__Task goal__:
The records below must be retyped exactly.

__Material for this task__:
>> BEGIN

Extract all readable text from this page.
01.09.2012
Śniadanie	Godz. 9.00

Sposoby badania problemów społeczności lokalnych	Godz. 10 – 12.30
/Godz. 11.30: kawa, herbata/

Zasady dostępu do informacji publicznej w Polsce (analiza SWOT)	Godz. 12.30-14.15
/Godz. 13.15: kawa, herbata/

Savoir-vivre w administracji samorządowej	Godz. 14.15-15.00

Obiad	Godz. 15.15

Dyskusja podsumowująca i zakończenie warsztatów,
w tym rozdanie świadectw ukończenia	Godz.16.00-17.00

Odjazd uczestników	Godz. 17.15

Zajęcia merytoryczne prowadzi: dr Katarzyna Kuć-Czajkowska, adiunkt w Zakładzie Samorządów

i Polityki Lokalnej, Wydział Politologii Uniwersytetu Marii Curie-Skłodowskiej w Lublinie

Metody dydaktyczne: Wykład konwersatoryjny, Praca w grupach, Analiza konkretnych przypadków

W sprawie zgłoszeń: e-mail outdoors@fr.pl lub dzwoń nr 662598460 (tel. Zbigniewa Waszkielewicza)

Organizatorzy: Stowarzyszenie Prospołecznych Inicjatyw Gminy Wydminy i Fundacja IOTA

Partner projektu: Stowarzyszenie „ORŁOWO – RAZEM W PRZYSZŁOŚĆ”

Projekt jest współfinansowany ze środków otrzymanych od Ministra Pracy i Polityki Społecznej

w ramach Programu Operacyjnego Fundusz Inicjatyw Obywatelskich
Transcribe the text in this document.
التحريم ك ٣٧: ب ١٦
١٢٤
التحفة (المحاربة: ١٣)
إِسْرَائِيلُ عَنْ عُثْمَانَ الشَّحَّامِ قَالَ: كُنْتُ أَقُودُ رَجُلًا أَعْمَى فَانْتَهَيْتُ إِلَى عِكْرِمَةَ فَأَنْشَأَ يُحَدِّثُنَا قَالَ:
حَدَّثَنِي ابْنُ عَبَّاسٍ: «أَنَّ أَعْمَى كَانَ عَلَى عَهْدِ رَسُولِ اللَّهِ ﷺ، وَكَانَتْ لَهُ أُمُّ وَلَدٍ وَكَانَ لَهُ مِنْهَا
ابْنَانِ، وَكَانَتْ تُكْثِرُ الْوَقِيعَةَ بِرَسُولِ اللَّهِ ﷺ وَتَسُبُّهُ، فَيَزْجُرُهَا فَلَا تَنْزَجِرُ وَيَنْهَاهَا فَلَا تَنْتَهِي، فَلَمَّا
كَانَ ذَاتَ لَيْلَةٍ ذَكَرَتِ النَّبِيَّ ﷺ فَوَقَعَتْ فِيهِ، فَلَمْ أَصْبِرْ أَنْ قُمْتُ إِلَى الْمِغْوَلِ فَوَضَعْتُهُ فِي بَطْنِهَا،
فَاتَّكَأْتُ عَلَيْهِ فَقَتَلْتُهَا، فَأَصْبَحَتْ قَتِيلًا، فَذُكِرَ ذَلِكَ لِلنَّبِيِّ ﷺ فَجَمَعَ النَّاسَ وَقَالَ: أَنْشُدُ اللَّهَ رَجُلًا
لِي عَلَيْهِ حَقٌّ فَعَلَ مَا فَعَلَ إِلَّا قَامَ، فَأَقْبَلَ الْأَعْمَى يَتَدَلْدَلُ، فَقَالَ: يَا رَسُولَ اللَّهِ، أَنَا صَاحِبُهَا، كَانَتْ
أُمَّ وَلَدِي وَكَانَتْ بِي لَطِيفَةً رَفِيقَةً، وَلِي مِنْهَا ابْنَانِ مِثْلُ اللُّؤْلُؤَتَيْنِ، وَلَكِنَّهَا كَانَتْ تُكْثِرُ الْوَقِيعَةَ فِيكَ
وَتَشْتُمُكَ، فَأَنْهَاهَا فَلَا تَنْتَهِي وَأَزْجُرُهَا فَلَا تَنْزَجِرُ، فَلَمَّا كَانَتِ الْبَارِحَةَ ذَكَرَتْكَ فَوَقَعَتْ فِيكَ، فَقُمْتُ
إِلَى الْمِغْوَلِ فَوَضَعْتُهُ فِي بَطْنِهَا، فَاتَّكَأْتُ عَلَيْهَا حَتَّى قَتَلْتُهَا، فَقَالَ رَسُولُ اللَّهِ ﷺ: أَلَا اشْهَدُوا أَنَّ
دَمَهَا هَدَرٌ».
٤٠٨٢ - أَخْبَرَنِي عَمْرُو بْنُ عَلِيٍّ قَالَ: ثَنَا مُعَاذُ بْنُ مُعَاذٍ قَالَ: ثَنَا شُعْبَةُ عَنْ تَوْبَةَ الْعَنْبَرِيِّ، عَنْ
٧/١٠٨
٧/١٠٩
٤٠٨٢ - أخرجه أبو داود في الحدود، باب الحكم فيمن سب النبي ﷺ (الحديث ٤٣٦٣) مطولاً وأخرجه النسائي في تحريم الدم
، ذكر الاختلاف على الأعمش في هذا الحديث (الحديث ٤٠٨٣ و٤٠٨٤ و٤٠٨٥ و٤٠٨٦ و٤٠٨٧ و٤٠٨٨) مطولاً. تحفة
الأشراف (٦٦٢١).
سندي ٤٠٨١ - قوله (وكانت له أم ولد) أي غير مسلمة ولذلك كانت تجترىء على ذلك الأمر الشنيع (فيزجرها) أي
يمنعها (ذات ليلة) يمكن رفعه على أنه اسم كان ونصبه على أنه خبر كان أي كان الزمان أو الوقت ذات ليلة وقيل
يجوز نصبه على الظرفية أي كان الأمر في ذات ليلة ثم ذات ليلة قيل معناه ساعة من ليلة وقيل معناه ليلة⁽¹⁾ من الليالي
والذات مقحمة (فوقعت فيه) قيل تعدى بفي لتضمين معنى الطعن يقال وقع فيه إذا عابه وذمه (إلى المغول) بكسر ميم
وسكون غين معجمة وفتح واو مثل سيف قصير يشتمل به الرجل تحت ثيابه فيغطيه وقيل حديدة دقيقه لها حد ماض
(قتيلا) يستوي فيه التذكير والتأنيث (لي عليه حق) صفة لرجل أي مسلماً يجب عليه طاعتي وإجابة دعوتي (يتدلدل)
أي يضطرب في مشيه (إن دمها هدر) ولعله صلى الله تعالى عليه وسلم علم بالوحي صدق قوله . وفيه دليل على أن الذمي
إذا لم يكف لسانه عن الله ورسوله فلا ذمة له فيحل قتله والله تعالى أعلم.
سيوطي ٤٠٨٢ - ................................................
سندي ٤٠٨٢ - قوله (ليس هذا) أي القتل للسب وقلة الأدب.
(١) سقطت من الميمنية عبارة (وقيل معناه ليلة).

>> END

__Response for this exercise__:
Extract all readable text from this page.
01.09.2012
Śniadanie	Godz. 9.00

Sposoby badania problemów społeczności lokalnych	Godz. 10 – 12.30
/Godz. 11.30: kawa, herbata/

Zasady dostępu do informacji publicznej w Polsce (analiza SWOT)	Godz. 12.30-14.15
/Godz. 13.15: kawa, herbata/

Savoir-vivre w administracji samorządowej	Godz. 14.15-15.00

Obiad	Godz. 15.15

Dyskusja podsumowująca i zakończenie warsztatów,
w tym rozdanie świadectw ukończenia	Godz.16.00-17.00

Odjazd uczestników	Godz. 17.15

Zajęcia merytoryczne prowadzi: dr Katarzyna Kuć-Czajkowska, adiunkt w Zakładzie Samorządów

i Polityki Lokalnej, Wydział Politologii Uniwersytetu Marii Curie-Skłodowskiej w Lublinie

Metody dydaktyczne: Wykład konwersatoryjny, Praca w grupach, Analiza konkretnych przypadków

W sprawie zgłoszeń: e-mail outdoors@fr.pl lub dzwoń nr 662598460 (tel. Zbigniewa Waszkielewicza)

Organizatorzy: Stowarzyszenie Prospołecznych Inicjatyw Gminy Wydminy i Fundacja IOTA

Partner projektu: Stowarzyszenie „ORŁOWO – RAZEM W PRZYSZŁOŚĆ”

Projekt jest współfinansowany ze środków otrzymanych od Ministra Pracy i Polityki Społecznej

w ramach Programu Operacyjnego Fundusz Inicjatyw Obywatelskich
Transcribe the text in this document.
التحريم ك ٣٧: ب ١٦
١٢٤
التحفة (المحاربة: ١٣)
إِسْرَائِيلُ عَنْ عُثْمَانَ الشَّحَّامِ قَالَ: كُنْتُ أَقُودُ رَجُلًا أَعْمَى فَانْتَهَيْتُ إِلَى عِكْرِمَةَ فَأَنْشَأَ يُحَدِّثُنَا قَالَ:
حَدَّثَنِي ابْنُ عَبَّاسٍ: «أَنَّ أَعْمَى كَانَ عَلَى عَهْدِ رَسُولِ اللَّهِ ﷺ، وَكَانَتْ لَهُ أُمُّ وَلَدٍ وَكَانَ لَهُ مِنْهَا
ابْنَانِ، وَكَانَتْ تُكْثِرُ الْوَقِيعَةَ بِرَسُولِ اللَّهِ ﷺ وَتَسُبُّهُ، فَيَزْجُرُهَا فَلَا تَنْزَجِرُ وَيَنْهَاهَا فَلَا تَنْتَهِي، فَلَمَّا
كَانَ ذَاتَ لَيْلَةٍ ذَكَرَتِ النَّبِيَّ ﷺ فَوَقَعَتْ فِيهِ، فَلَمْ أَصْبِرْ أَنْ قُمْتُ إِلَى الْمِغْوَلِ فَوَضَعْتُهُ فِي بَطْنِهَا،
فَاتَّكَأْتُ عَلَيْهِ فَقَتَلْتُهَا، فَأَصْبَحَتْ قَتِيلًا، فَذُكِرَ ذَلِكَ لِلنَّبِيِّ ﷺ فَجَمَعَ النَّاسَ وَقَالَ: أَنْشُدُ اللَّهَ رَجُلًا
لِي عَلَيْهِ حَقٌّ فَعَلَ مَا فَعَلَ إِلَّا قَامَ، فَأَقْبَلَ الْأَعْمَى يَتَدَلْدَلُ، فَقَالَ: يَا رَسُولَ اللَّهِ، أَنَا صَاحِبُهَا، كَانَتْ
أُمَّ وَلَدِي وَكَانَتْ بِي لَطِيفَةً رَفِيقَةً، وَلِي مِنْهَا ابْنَانِ مِثْلُ اللُّؤْلُؤَتَيْنِ، وَلَكِنَّهَا كَانَتْ تُكْثِرُ الْوَقِيعَةَ فِيكَ
وَتَشْتُمُكَ، فَأَنْهَاهَا فَلَا تَنْتَهِي وَأَزْجُرُهَا فَلَا تَنْزَجِرُ، فَلَمَّا كَانَتِ الْبَارِحَةَ ذَكَرَتْكَ فَوَقَعَتْ فِيكَ، فَقُمْتُ
إِلَى الْمِغْوَلِ فَوَضَعْتُهُ فِي بَطْنِهَا، فَاتَّكَأْتُ عَلَيْهَا حَتَّى قَتَلْتُهَا، فَقَالَ رَسُولُ اللَّهِ ﷺ: أَلَا اشْهَدُوا أَنَّ
دَمَهَا هَدَرٌ».
٤٠٨٢ - أَخْبَرَنِي عَمْرُو بْنُ عَلِيٍّ قَالَ: ثَنَا مُعَاذُ بْنُ مُعَاذٍ قَالَ: ثَنَا شُعْبَةُ عَنْ تَوْبَةَ الْعَنْبَرِيِّ، عَنْ
٧/١٠٨
٧/١٠٩
٤٠٨٢ - أخرجه أبو داود في الحدود، باب الحكم فيمن سب النبي ﷺ (الحديث ٤٣٦٣) مطولاً وأخرجه النسائي في تحريم الدم
، ذكر الاختلاف على الأعمش في هذا الحديث (الحديث ٤٠٨٣ و٤٠٨٤ و٤٠٨٥ و٤٠٨٦ و٤٠٨٧ و٤٠٨٨) مطولاً. تحفة
الأشراف (٦٦٢١).
سندي ٤٠٨١ - قوله (وكانت له أم ولد) أي غير مسلمة ولذلك كانت تجترىء على ذلك الأمر الشنيع (فيزجرها) أي
يمنعها (ذات ليلة) يمكن رفعه على أنه اسم كان ونصبه على أنه خبر كان أي كان الزمان أو الوقت ذات ليلة وقيل
يجوز نصبه على الظرفية أي كان الأمر في ذات ليلة ثم ذات ليلة قيل معناه ساعة من ليلة وقيل معناه ليلة⁽¹⁾ من الليالي
والذات مقحمة (فوقعت فيه) قيل تعدى بفي لتضمين معنى الطعن يقال وقع فيه إذا عابه وذمه (إلى المغول) بكسر ميم
وسكون غين معجمة وفتح واو مثل سيف قصير يشتمل به الرجل تحت ثيابه فيغطيه وقيل حديدة دقيقه لها حد ماض
(قتيلا) يستوي فيه التذكير والتأنيث (لي عليه حق) صفة لرجل أي مسلماً يجب عليه طاعتي وإجابة دعوتي (يتدلدل)
أي يضطرب في مشيه (إن دمها هدر) ولعله صلى الله تعالى عليه وسلم علم بالوحي صدق قوله . وفيه دليل على أن الذمي
إذا لم يكف لسانه عن الله ورسوله فلا ذمة له فيحل قتله والله تعالى أعلم.
سيوطي ٤٠٨٢ - ................................................
سندي ٤٠٨٢ - قوله (ليس هذا) أي القتل للسب وقلة الأدب.
(١) سقطت من الميمنية عبارة (وقيل معناه ليلة).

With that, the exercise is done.